-- start of RECORDED INFORMATION --

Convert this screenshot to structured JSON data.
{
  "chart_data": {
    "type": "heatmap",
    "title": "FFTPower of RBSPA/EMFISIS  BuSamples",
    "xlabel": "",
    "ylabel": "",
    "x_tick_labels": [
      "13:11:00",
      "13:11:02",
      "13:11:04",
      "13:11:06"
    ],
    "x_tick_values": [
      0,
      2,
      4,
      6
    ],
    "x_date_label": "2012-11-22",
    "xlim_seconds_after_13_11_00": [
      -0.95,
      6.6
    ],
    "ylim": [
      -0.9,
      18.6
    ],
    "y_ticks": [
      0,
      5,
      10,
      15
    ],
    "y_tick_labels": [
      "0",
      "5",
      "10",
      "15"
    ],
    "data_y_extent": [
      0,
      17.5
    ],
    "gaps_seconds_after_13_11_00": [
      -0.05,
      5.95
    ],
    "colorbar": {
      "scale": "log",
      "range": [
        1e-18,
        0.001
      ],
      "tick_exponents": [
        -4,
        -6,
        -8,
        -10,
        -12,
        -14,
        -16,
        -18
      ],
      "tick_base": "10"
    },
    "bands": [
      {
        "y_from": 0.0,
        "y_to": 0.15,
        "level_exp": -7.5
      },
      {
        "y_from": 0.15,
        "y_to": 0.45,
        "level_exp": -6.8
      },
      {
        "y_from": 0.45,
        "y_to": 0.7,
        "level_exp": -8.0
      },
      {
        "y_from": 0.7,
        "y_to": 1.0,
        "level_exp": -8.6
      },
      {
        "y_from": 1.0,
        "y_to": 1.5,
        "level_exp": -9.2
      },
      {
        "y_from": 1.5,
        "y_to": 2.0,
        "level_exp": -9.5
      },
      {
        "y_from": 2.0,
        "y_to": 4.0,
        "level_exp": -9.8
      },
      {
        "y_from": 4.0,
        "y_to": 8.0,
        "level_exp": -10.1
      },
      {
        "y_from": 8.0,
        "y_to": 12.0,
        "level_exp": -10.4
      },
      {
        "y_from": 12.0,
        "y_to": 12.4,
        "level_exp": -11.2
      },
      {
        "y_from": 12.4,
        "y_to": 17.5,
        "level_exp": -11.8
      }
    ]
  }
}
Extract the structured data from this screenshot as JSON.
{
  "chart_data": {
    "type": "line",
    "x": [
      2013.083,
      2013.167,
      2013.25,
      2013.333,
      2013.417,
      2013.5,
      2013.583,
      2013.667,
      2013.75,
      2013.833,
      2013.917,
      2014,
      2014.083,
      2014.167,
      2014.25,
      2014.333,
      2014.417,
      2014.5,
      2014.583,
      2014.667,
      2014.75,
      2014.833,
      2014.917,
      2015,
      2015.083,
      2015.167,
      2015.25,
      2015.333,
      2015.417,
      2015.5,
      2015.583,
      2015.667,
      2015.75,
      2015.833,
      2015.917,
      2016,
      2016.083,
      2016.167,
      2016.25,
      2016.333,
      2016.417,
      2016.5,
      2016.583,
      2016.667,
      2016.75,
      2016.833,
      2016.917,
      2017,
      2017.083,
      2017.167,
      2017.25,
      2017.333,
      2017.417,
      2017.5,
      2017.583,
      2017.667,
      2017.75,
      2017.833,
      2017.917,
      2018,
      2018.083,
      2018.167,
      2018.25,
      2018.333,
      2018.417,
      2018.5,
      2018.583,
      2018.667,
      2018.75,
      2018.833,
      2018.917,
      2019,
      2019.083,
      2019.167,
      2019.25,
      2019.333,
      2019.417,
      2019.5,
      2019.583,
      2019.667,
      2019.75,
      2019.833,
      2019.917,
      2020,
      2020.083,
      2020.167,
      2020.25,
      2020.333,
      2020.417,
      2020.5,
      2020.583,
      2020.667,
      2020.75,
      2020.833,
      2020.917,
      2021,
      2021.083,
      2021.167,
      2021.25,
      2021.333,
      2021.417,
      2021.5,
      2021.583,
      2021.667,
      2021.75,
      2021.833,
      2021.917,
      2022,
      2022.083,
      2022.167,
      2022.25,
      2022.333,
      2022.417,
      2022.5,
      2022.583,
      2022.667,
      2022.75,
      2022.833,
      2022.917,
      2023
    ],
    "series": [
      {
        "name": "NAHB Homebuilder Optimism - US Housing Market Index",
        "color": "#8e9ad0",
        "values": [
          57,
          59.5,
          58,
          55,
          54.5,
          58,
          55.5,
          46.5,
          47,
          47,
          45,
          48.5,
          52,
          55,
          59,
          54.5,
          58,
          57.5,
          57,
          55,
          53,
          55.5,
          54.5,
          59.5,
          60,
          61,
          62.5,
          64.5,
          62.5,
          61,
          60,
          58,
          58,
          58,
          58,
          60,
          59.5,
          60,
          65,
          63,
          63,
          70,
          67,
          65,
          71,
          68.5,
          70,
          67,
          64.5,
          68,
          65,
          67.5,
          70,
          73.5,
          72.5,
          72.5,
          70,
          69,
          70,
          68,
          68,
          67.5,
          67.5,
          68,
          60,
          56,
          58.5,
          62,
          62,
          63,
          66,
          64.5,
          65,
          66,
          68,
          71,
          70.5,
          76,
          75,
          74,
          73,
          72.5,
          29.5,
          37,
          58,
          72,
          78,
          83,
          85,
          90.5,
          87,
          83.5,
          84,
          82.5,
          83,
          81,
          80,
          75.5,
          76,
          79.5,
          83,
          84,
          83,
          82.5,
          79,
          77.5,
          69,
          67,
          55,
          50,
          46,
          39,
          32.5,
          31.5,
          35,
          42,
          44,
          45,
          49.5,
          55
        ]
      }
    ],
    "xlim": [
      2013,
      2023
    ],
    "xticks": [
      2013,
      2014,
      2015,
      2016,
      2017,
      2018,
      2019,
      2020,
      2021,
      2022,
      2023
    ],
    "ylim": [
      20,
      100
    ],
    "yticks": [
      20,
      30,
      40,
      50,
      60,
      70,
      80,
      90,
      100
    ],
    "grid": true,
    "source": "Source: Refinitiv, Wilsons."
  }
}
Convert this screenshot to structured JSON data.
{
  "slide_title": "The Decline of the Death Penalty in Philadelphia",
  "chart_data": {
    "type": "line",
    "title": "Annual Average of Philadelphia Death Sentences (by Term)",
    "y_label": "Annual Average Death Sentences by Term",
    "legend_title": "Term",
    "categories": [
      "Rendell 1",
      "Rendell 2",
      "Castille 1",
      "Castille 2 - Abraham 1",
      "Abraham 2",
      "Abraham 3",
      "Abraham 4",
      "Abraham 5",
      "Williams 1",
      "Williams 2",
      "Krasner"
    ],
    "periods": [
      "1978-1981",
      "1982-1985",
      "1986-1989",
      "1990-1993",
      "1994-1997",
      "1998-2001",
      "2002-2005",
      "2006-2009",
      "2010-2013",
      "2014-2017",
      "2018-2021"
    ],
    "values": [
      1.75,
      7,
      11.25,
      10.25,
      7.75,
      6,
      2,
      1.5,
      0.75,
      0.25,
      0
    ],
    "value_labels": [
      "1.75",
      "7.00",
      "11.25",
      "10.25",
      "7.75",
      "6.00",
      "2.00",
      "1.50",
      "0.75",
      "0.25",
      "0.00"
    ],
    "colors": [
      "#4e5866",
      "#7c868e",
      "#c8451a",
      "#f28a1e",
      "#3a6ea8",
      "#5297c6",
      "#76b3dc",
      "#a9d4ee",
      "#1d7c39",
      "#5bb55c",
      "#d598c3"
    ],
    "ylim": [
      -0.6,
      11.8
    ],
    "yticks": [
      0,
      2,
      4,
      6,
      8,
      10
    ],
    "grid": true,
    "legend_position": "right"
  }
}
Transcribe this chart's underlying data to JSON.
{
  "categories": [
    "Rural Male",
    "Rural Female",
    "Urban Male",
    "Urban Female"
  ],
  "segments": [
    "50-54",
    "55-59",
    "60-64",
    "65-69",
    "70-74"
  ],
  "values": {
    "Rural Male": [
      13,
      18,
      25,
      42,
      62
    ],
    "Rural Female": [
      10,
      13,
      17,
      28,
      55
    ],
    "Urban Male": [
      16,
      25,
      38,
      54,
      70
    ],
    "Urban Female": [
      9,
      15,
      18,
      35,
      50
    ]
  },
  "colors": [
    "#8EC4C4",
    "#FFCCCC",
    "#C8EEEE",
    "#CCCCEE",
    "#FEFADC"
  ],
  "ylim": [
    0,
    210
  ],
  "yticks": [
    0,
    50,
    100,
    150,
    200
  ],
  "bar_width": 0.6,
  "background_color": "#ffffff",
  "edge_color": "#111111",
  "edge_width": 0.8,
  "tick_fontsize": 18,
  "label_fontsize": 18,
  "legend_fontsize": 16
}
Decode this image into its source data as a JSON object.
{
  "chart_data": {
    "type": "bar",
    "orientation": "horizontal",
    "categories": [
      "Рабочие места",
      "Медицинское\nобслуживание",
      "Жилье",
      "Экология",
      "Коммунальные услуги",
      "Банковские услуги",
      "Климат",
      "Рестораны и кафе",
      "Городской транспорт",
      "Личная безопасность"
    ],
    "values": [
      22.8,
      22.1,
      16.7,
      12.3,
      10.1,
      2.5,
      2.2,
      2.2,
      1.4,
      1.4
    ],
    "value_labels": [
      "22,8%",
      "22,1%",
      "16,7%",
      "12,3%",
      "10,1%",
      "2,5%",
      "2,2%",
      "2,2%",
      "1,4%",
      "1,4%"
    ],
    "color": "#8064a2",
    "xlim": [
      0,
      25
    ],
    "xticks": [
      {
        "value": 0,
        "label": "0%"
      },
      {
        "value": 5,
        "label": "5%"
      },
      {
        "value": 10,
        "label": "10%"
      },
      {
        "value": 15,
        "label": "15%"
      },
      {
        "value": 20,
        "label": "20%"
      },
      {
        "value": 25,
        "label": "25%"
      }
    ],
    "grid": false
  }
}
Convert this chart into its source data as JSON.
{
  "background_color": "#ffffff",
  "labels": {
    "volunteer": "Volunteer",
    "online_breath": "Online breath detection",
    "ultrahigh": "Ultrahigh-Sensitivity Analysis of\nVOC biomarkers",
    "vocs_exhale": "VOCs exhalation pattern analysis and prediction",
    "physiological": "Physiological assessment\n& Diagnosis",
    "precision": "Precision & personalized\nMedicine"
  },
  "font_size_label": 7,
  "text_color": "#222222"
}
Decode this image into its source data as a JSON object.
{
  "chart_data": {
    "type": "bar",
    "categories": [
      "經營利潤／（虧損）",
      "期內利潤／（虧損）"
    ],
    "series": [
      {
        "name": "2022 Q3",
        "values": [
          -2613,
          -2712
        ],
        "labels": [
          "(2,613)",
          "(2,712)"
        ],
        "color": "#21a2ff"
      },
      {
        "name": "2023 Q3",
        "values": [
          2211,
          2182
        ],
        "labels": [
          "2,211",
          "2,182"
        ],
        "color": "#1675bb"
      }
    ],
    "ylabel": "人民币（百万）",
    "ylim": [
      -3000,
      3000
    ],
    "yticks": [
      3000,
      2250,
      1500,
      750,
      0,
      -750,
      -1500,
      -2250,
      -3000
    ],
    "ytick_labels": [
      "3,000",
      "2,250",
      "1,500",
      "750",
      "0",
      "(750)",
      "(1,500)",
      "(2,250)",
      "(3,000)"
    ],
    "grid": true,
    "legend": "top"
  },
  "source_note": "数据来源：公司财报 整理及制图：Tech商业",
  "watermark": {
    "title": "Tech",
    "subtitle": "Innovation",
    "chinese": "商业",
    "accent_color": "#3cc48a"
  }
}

-- end of RECORDED INFORMATION --

## TASK DESCRIPTION
Copy each line holding the word "Annual" from the listing above.

## WRITTEN REPLY
    "title": "Annual Average of Philadelphia Death Sentences (by Term)",
    "y_label": "Annual Average Death Sentences by Term",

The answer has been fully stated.